The records
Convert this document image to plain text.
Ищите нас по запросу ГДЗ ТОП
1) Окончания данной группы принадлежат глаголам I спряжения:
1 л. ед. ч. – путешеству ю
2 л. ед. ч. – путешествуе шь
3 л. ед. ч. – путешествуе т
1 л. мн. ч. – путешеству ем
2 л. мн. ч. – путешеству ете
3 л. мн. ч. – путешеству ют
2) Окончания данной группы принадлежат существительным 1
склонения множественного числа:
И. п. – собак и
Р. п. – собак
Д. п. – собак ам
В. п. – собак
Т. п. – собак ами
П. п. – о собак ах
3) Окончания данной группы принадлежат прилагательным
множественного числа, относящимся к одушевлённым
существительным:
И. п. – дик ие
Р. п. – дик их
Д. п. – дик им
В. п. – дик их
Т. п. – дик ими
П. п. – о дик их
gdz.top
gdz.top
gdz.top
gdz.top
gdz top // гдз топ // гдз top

Goal
Every record should be repeated exactly; please leave none out.

Solution
Convert this document image to plain text.
Ищите нас по запросу ГДЗ ТОП
1) Окончания данной группы принадлежат глаголам I спряжения:
1 л. ед. ч. – путешеству ю
2 л. ед. ч. – путешествуе шь
3 л. ед. ч. – путешествуе т
1 л. мн. ч. – путешеству ем
2 л. мн. ч. – путешеству ете
3 л. мн. ч. – путешеству ют
2) Окончания данной группы принадлежат существительным 1
склонения множественного числа:
И. п. – собак и
Р. п. – собак
Д. п. – собак ам
В. п. – собак
Т. п. – собак ами
П. п. – о собак ах
3) Окончания данной группы принадлежат прилагательным
множественного числа, относящимся к одушевлённым
существительным:
И. п. – дик ие
Р. п. – дик их
Д. п. – дик им
В. п. – дик их
Т. п. – дик ими
П. п. – о дик их
gdz.top
gdz.top
gdz.top
gdz.top
gdz top // гдз топ // гдз top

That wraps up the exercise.